→ **WHAT NEEDS TO BE DONE**
Without the pictures, write out all the lines below exactly as they appear.

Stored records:
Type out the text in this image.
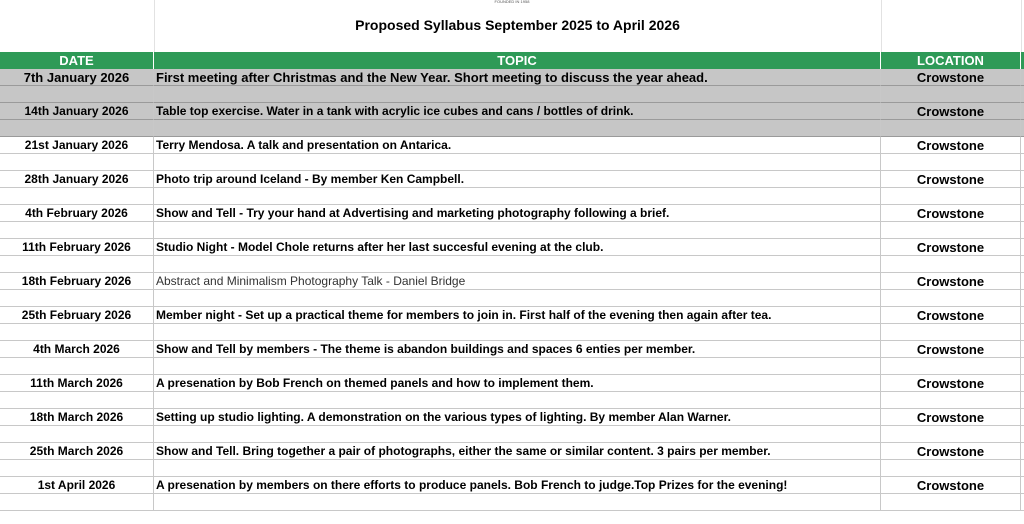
FOUNDED IN 1958
Proposed Syllabus September 2025 to April 2026
DATE	TOPIC	LOCATION
7th January 2026	First meeting after Christmas and the New Year. Short meeting to discuss the year ahead.	Crowstone
14th January 2026	Table top exercise. Water in a tank with acrylic ice cubes and cans / bottles of drink.	Crowstone
21st January 2026	Terry Mendosa. A talk and presentation on Antarica.	Crowstone
28th January 2026	Photo trip around Iceland - By member Ken Campbell.	Crowstone
4th February 2026	Show and Tell - Try your hand at Advertising and marketing photography following a brief.	Crowstone
11th February 2026	Studio Night - Model Chole returns after her last succesful evening at the club.	Crowstone
18th February 2026	Abstract and Minimalism Photography Talk - Daniel Bridge	Crowstone
25th February 2026	Member night - Set up a practical theme for members to join in. First half of the evening then again after tea.	Crowstone
4th March 2026	Show and Tell by members - The theme is abandon buildings and spaces 6 enties per member.	Crowstone
11th March 2026	A presenation by Bob French on themed panels and how to implement them.	Crowstone
18th March 2026	Setting up studio lighting. A demonstration on the various types of lighting. By member Alan Warner.	Crowstone
25th March 2026	Show and Tell. Bring together a pair of photographs, either the same or similar content. 3 pairs per member.	Crowstone
1st April 2026	A presenation by members on there efforts to produce panels. Bob French to judge.Top Prizes for the evening!	Crowstone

→ **OUTPUT BELOW**
Type out the text in this image.
FOUNDED IN 1958
Proposed Syllabus September 2025 to April 2026
DATE	TOPIC	LOCATION
7th January 2026	First meeting after Christmas and the New Year. Short meeting to discuss the year ahead.	Crowstone
14th January 2026	Table top exercise. Water in a tank with acrylic ice cubes and cans / bottles of drink.	Crowstone
21st January 2026	Terry Mendosa. A talk and presentation on Antarica.	Crowstone
28th January 2026	Photo trip around Iceland - By member Ken Campbell.	Crowstone
4th February 2026	Show and Tell - Try your hand at Advertising and marketing photography following a brief.	Crowstone
11th February 2026	Studio Night - Model Chole returns after her last succesful evening at the club.	Crowstone
18th February 2026	Abstract and Minimalism Photography Talk - Daniel Bridge	Crowstone
25th February 2026	Member night - Set up a practical theme for members to join in. First half of the evening then again after tea.	Crowstone
4th March 2026	Show and Tell by members - The theme is abandon buildings and spaces 6 enties per member.	Crowstone
11th March 2026	A presenation by Bob French on themed panels and how to implement them.	Crowstone
18th March 2026	Setting up studio lighting. A demonstration on the various types of lighting. By member Alan Warner.	Crowstone
25th March 2026	Show and Tell. Bring together a pair of photographs, either the same or similar content. 3 pairs per member.	Crowstone
1st April 2026	A presenation by members on there efforts to produce panels. Bob French to judge.Top Prizes for the evening!	Crowstone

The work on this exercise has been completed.